* **WORK TO DO**: Set each entry down verbatim, omitting images.

(Extracts from a graphics dataset)
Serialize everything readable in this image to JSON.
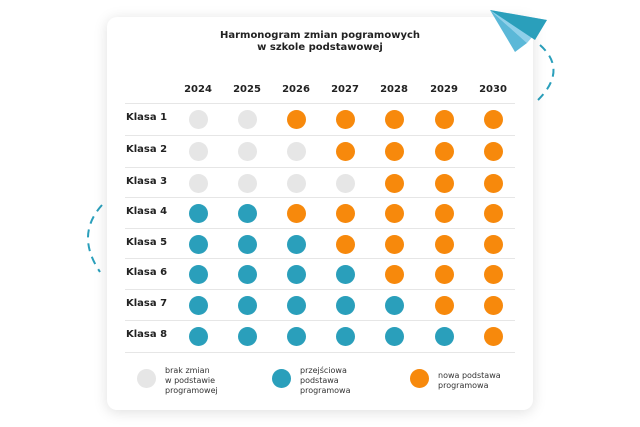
{
  "title_line1": "Harmonogram zmian pogramowych",
  "title_line2": "w szkole podstawowej",
  "years": [
    "2024",
    "2025",
    "2026",
    "2027",
    "2028",
    "2029",
    "2030"
  ],
  "colors": {
    "brak": "#e6e6e6",
    "przejsciowa": "#2a9fbb",
    "nowa": "#f7890c"
  },
  "rows": [
    {
      "label": "Klasa 1",
      "states": [
        "brak",
        "brak",
        "nowa",
        "nowa",
        "nowa",
        "nowa",
        "nowa"
      ]
    },
    {
      "label": "Klasa 2",
      "states": [
        "brak",
        "brak",
        "brak",
        "nowa",
        "nowa",
        "nowa",
        "nowa"
      ]
    },
    {
      "label": "Klasa 3",
      "states": [
        "brak",
        "brak",
        "brak",
        "brak",
        "nowa",
        "nowa",
        "nowa"
      ]
    },
    {
      "label": "Klasa 4",
      "states": [
        "przejsciowa",
        "przejsciowa",
        "nowa",
        "nowa",
        "nowa",
        "nowa",
        "nowa"
      ]
    },
    {
      "label": "Klasa 5",
      "states": [
        "przejsciowa",
        "przejsciowa",
        "przejsciowa",
        "nowa",
        "nowa",
        "nowa",
        "nowa"
      ]
    },
    {
      "label": "Klasa 6",
      "states": [
        "przejsciowa",
        "przejsciowa",
        "przejsciowa",
        "przejsciowa",
        "nowa",
        "nowa",
        "nowa"
      ]
    },
    {
      "label": "Klasa 7",
      "states": [
        "przejsciowa",
        "przejsciowa",
        "przejsciowa",
        "przejsciowa",
        "przejsciowa",
        "nowa",
        "nowa"
      ]
    },
    {
      "label": "Klasa 8",
      "states": [
        "przejsciowa",
        "przejsciowa",
        "przejsciowa",
        "przejsciowa",
        "przejsciowa",
        "przejsciowa",
        "nowa"
      ]
    }
  ],
  "legend": [
    {
      "key": "brak",
      "text": "brak zmian\nw podstawie\nprogramowej"
    },
    {
      "key": "przejsciowa",
      "text": "przejściowa\npodstawa\nprogramowa"
    },
    {
      "key": "nowa",
      "text": "nowa podstawa\nprogramowa"
    }
  ],
  "decor": {
    "paper-plane-icon": "#5bb8d8",
    "dashed-arc": "#2a9fbb"
  }
}
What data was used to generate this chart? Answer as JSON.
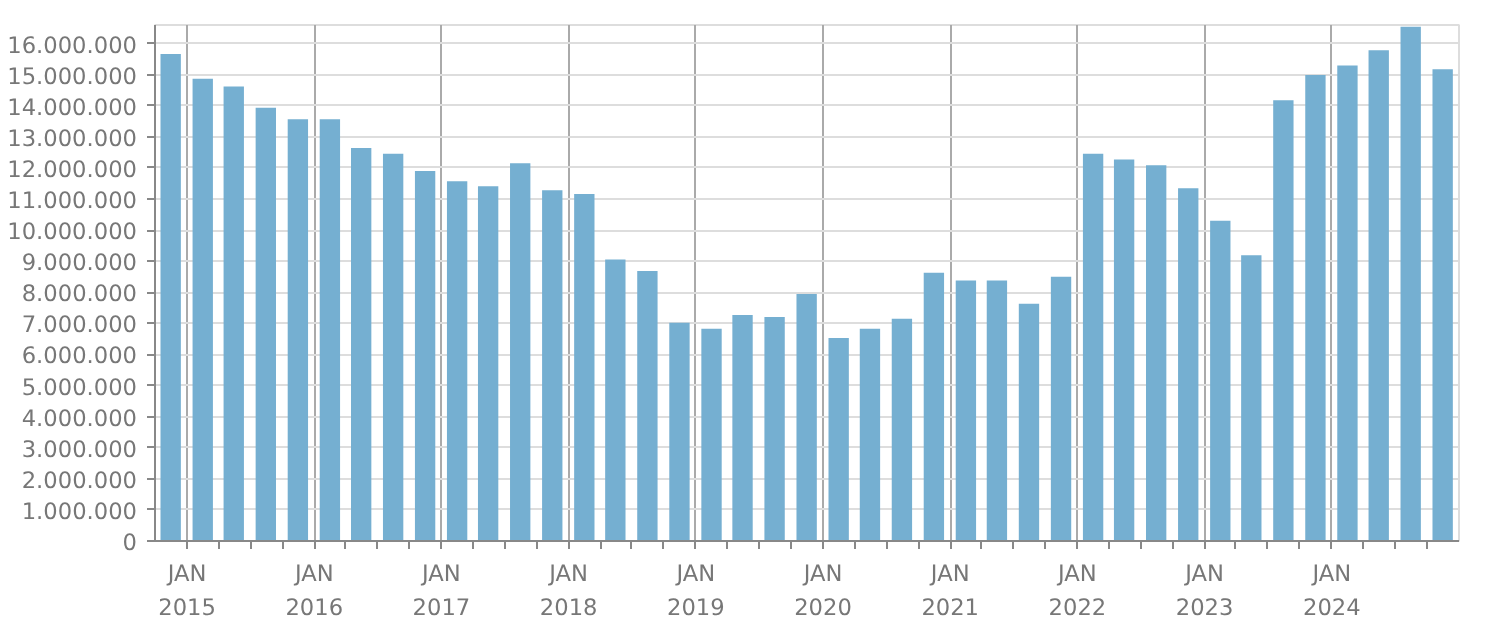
{
  "chart_data": {
    "type": "bar",
    "x": [
      "2014-11-15",
      "2015-02-15",
      "2015-05-15",
      "2015-08-15",
      "2015-11-15",
      "2016-02-15",
      "2016-05-15",
      "2016-08-15",
      "2016-11-15",
      "2017-02-15",
      "2017-05-15",
      "2017-08-15",
      "2017-11-15",
      "2018-02-15",
      "2018-05-15",
      "2018-08-15",
      "2018-11-15",
      "2019-02-15",
      "2019-05-15",
      "2019-08-15",
      "2019-11-15",
      "2020-02-15",
      "2020-05-15",
      "2020-08-15",
      "2020-11-15",
      "2021-02-15",
      "2021-05-15",
      "2021-08-15",
      "2021-11-15",
      "2022-02-15",
      "2022-05-15",
      "2022-08-15",
      "2022-11-15",
      "2023-02-15",
      "2023-05-15",
      "2023-08-15",
      "2023-11-15",
      "2024-02-15",
      "2024-05-15",
      "2024-08-15",
      "2024-11-15"
    ],
    "values": [
      15670000,
      14870000,
      14620000,
      13940000,
      13570000,
      13570000,
      12640000,
      12460000,
      11900000,
      11570000,
      11410000,
      12150000,
      11280000,
      11160000,
      9060000,
      8690000,
      7020000,
      6830000,
      7270000,
      7210000,
      7950000,
      6530000,
      6830000,
      7150000,
      8630000,
      8380000,
      8380000,
      7630000,
      8500000,
      12460000,
      12270000,
      12090000,
      11350000,
      10300000,
      9190000,
      14180000,
      14990000,
      15300000,
      15790000,
      16540000,
      15180000
    ],
    "color": "#75afd1",
    "xlim": [
      "2014-10-01",
      "2025-01-01"
    ],
    "xticks": [
      {
        "value": "2015-01-01",
        "label": "JAN\n2015"
      },
      {
        "value": "2015-04-01",
        "label": null
      },
      {
        "value": "2015-07-01",
        "label": null
      },
      {
        "value": "2015-10-01",
        "label": null
      },
      {
        "value": "2016-01-01",
        "label": "JAN\n2016"
      },
      {
        "value": "2016-04-01",
        "label": null
      },
      {
        "value": "2016-07-01",
        "label": null
      },
      {
        "value": "2016-10-01",
        "label": null
      },
      {
        "value": "2017-01-01",
        "label": "JAN\n2017"
      },
      {
        "value": "2017-04-01",
        "label": null
      },
      {
        "value": "2017-07-01",
        "label": null
      },
      {
        "value": "2017-10-01",
        "label": null
      },
      {
        "value": "2018-01-01",
        "label": "JAN\n2018"
      },
      {
        "value": "2018-04-01",
        "label": null
      },
      {
        "value": "2018-07-01",
        "label": null
      },
      {
        "value": "2018-10-01",
        "label": null
      },
      {
        "value": "2019-01-01",
        "label": "JAN\n2019"
      },
      {
        "value": "2019-04-01",
        "label": null
      },
      {
        "value": "2019-07-01",
        "label": null
      },
      {
        "value": "2019-10-01",
        "label": null
      },
      {
        "value": "2020-01-01",
        "label": "JAN\n2020"
      },
      {
        "value": "2020-04-01",
        "label": null
      },
      {
        "value": "2020-07-01",
        "label": null
      },
      {
        "value": "2020-10-01",
        "label": null
      },
      {
        "value": "2021-01-01",
        "label": "JAN\n2021"
      },
      {
        "value": "2021-04-01",
        "label": null
      },
      {
        "value": "2021-07-01",
        "label": null
      },
      {
        "value": "2021-10-01",
        "label": null
      },
      {
        "value": "2022-01-01",
        "label": "JAN\n2022"
      },
      {
        "value": "2022-04-01",
        "label": null
      },
      {
        "value": "2022-07-01",
        "label": null
      },
      {
        "value": "2022-10-01",
        "label": null
      },
      {
        "value": "2023-01-01",
        "label": "JAN\n2023"
      },
      {
        "value": "2023-04-01",
        "label": null
      },
      {
        "value": "2023-07-01",
        "label": null
      },
      {
        "value": "2023-10-01",
        "label": null
      },
      {
        "value": "2024-01-01",
        "label": "JAN\n2024"
      },
      {
        "value": "2024-04-01",
        "label": null
      },
      {
        "value": "2024-07-01",
        "label": null
      },
      {
        "value": "2024-10-01",
        "label": null
      }
    ],
    "ylim": [
      0,
      16600000
    ],
    "yticks": [
      {
        "value": 0,
        "label": "0"
      },
      {
        "value": 1000000,
        "label": "1.000.000"
      },
      {
        "value": 2000000,
        "label": "2.000.000"
      },
      {
        "value": 3000000,
        "label": "3.000.000"
      },
      {
        "value": 4000000,
        "label": "4.000.000"
      },
      {
        "value": 5000000,
        "label": "5.000.000"
      },
      {
        "value": 6000000,
        "label": "6.000.000"
      },
      {
        "value": 7000000,
        "label": "7.000.000"
      },
      {
        "value": 8000000,
        "label": "8.000.000"
      },
      {
        "value": 9000000,
        "label": "9.000.000"
      },
      {
        "value": 10000000,
        "label": "10.000.000"
      },
      {
        "value": 11000000,
        "label": "11.000.000"
      },
      {
        "value": 12000000,
        "label": "12.000.000"
      },
      {
        "value": 13000000,
        "label": "13.000.000"
      },
      {
        "value": 14000000,
        "label": "14.000.000"
      },
      {
        "value": 15000000,
        "label": "15.000.000"
      },
      {
        "value": 16000000,
        "label": "16.000.000"
      }
    ],
    "grid": true
  }
}
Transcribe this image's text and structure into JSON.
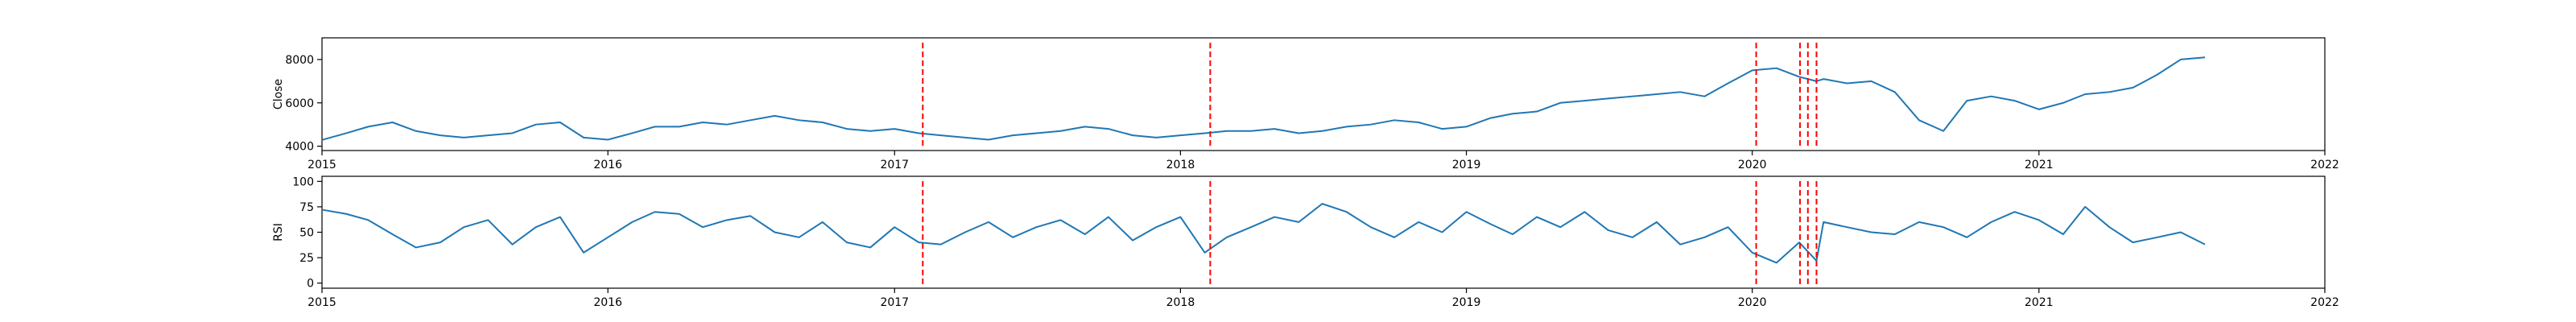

* **TASK RESULT**:
Serialize everything readable in this image to JSON.
{
  "title_line1": "Harmonogram zmian pogramowych",
  "title_line2": "w szkole podstawowej",
  "years": [
    "2024",
    "2025",
    "2026",
    "2027",
    "2028",
    "2029",
    "2030"
  ],
  "colors": {
    "brak": "#e6e6e6",
    "przejsciowa": "#2a9fbb",
    "nowa": "#f7890c"
  },
  "rows": [
    {
      "label": "Klasa 1",
      "states": [
        "brak",
        "brak",
        "nowa",
        "nowa",
        "nowa",
        "nowa",
        "nowa"
      ]
    },
    {
      "label": "Klasa 2",
      "states": [
        "brak",
        "brak",
        "brak",
        "nowa",
        "nowa",
        "nowa",
        "nowa"
      ]
    },
    {
      "label": "Klasa 3",
      "states": [
        "brak",
        "brak",
        "brak",
        "brak",
        "nowa",
        "nowa",
        "nowa"
      ]
    },
    {
      "label": "Klasa 4",
      "states": [
        "przejsciowa",
        "przejsciowa",
        "nowa",
        "nowa",
        "nowa",
        "nowa",
        "nowa"
      ]
    },
    {
      "label": "Klasa 5",
      "states": [
        "przejsciowa",
        "przejsciowa",
        "przejsciowa",
        "nowa",
        "nowa",
        "nowa",
        "nowa"
      ]
    },
    {
      "label": "Klasa 6",
      "states": [
        "przejsciowa",
        "przejsciowa",
        "przejsciowa",
        "przejsciowa",
        "nowa",
        "nowa",
        "nowa"
      ]
    },
    {
      "label": "Klasa 7",
      "states": [
        "przejsciowa",
        "przejsciowa",
        "przejsciowa",
        "przejsciowa",
        "przejsciowa",
        "nowa",
        "nowa"
      ]
    },
    {
      "label": "Klasa 8",
      "states": [
        "przejsciowa",
        "przejsciowa",
        "przejsciowa",
        "przejsciowa",
        "przejsciowa",
        "przejsciowa",
        "nowa"
      ]
    }
  ],
  "legend": [
    {
      "key": "brak",
      "text": "brak zmian\nw podstawie\nprogramowej"
    },
    {
      "key": "przejsciowa",
      "text": "przejściowa\npodstawa\nprogramowa"
    },
    {
      "key": "nowa",
      "text": "nowa podstawa\nprogramowa"
    }
  ],
  "decor": {
    "paper-plane-icon": "#5bb8d8",
    "dashed-arc": "#2a9fbb"
  }
}
What data was used to generate this chart? Answer as JSON.
{
  "chart_data": {
    "type": "bar",
    "x": [
      "2014-11-15",
      "2015-02-15",
      "2015-05-15",
      "2015-08-15",
      "2015-11-15",
      "2016-02-15",
      "2016-05-15",
      "2016-08-15",
      "2016-11-15",
      "2017-02-15",
      "2017-05-15",
      "2017-08-15",
      "2017-11-15",
      "2018-02-15",
      "2018-05-15",
      "2018-08-15",
      "2018-11-15",
      "2019-02-15",
      "2019-05-15",
      "2019-08-15",
      "2019-11-15",
      "2020-02-15",
      "2020-05-15",
      "2020-08-15",
      "2020-11-15",
      "2021-02-15",
      "2021-05-15",
      "2021-08-15",
      "2021-11-15",
      "2022-02-15",
      "2022-05-15",
      "2022-08-15",
      "2022-11-15",
      "2023-02-15",
      "2023-05-15",
      "2023-08-15",
      "2023-11-15",
      "2024-02-15",
      "2024-05-15",
      "2024-08-15",
      "2024-11-15"
    ],
    "values": [
      15670000,
      14870000,
      14620000,
      13940000,
      13570000,
      13570000,
      12640000,
      12460000,
      11900000,
      11570000,
      11410000,
      12150000,
      11280000,
      11160000,
      9060000,
      8690000,
      7020000,
      6830000,
      7270000,
      7210000,
      7950000,
      6530000,
      6830000,
      7150000,
      8630000,
      8380000,
      8380000,
      7630000,
      8500000,
      12460000,
      12270000,
      12090000,
      11350000,
      10300000,
      9190000,
      14180000,
      14990000,
      15300000,
      15790000,
      16540000,
      15180000
    ],
    "color": "#75afd1",
    "xlim": [
      "2014-10-01",
      "2025-01-01"
    ],
    "xticks": [
      {
        "value": "2015-01-01",
        "label": "JAN\n2015"
      },
      {
        "value": "2015-04-01",
        "label": null
      },
      {
        "value": "2015-07-01",
        "label": null
      },
      {
        "value": "2015-10-01",
        "label": null
      },
      {
        "value": "2016-01-01",
        "label": "JAN\n2016"
      },
      {
        "value": "2016-04-01",
        "label": null
      },
      {
        "value": "2016-07-01",
        "label": null
      },
      {
        "value": "2016-10-01",
        "label": null
      },
      {
        "value": "2017-01-01",
        "label": "JAN\n2017"
      },
      {
        "value": "2017-04-01",
        "label": null
      },
      {
        "value": "2017-07-01",
        "label": null
      },
      {
        "value": "2017-10-01",
        "label": null
      },
      {
        "value": "2018-01-01",
        "label": "JAN\n2018"
      },
      {
        "value": "2018-04-01",
        "label": null
      },
      {
        "value": "2018-07-01",
        "label": null
      },
      {
        "value": "2018-10-01",
        "label": null
      },
      {
        "value": "2019-01-01",
        "label": "JAN\n2019"
      },
      {
        "value": "2019-04-01",
        "label": null
      },
      {
        "value": "2019-07-01",
        "label": null
      },
      {
        "value": "2019-10-01",
        "label": null
      },
      {
        "value": "2020-01-01",
        "label": "JAN\n2020"
      },
      {
        "value": "2020-04-01",
        "label": null
      },
      {
        "value": "2020-07-01",
        "label": null
      },
      {
        "value": "2020-10-01",
        "label": null
      },
      {
        "value": "2021-01-01",
        "label": "JAN\n2021"
      },
      {
        "value": "2021-04-01",
        "label": null
      },
      {
        "value": "2021-07-01",
        "label": null
      },
      {
        "value": "2021-10-01",
        "label": null
      },
      {
        "value": "2022-01-01",
        "label": "JAN\n2022"
      },
      {
        "value": "2022-04-01",
        "label": null
      },
      {
        "value": "2022-07-01",
        "label": null
      },
      {
        "value": "2022-10-01",
        "label": null
      },
      {
        "value": "2023-01-01",
        "label": "JAN\n2023"
      },
      {
        "value": "2023-04-01",
        "label": null
      },
      {
        "value": "2023-07-01",
        "label": null
      },
      {
        "value": "2023-10-01",
        "label": null
      },
      {
        "value": "2024-01-01",
        "label": "JAN\n2024"
      },
      {
        "value": "2024-04-01",
        "label": null
      },
      {
        "value": "2024-07-01",
        "label": null
      },
      {
        "value": "2024-10-01",
        "label": null
      }
    ],
    "ylim": [
      0,
      16600000
    ],
    "yticks": [
      {
        "value": 0,
        "label": "0"
      },
      {
        "value": 1000000,
        "label": "1.000.000"
      },
      {
        "value": 2000000,
        "label": "2.000.000"
      },
      {
        "value": 3000000,
        "label": "3.000.000"
      },
      {
        "value": 4000000,
        "label": "4.000.000"
      },
      {
        "value": 5000000,
        "label": "5.000.000"
      },
      {
        "value": 6000000,
        "label": "6.000.000"
      },
      {
        "value": 7000000,
        "label": "7.000.000"
      },
      {
        "value": 8000000,
        "label": "8.000.000"
      },
      {
        "value": 9000000,
        "label": "9.000.000"
      },
      {
        "value": 10000000,
        "label": "10.000.000"
      },
      {
        "value": 11000000,
        "label": "11.000.000"
      },
      {
        "value": 12000000,
        "label": "12.000.000"
      },
      {
        "value": 13000000,
        "label": "13.000.000"
      },
      {
        "value": 14000000,
        "label": "14.000.000"
      },
      {
        "value": 15000000,
        "label": "15.000.000"
      },
      {
        "value": 16000000,
        "label": "16.000.000"
      }
    ],
    "grid": true
  }
}
Transcribe this image's text and structure into JSON.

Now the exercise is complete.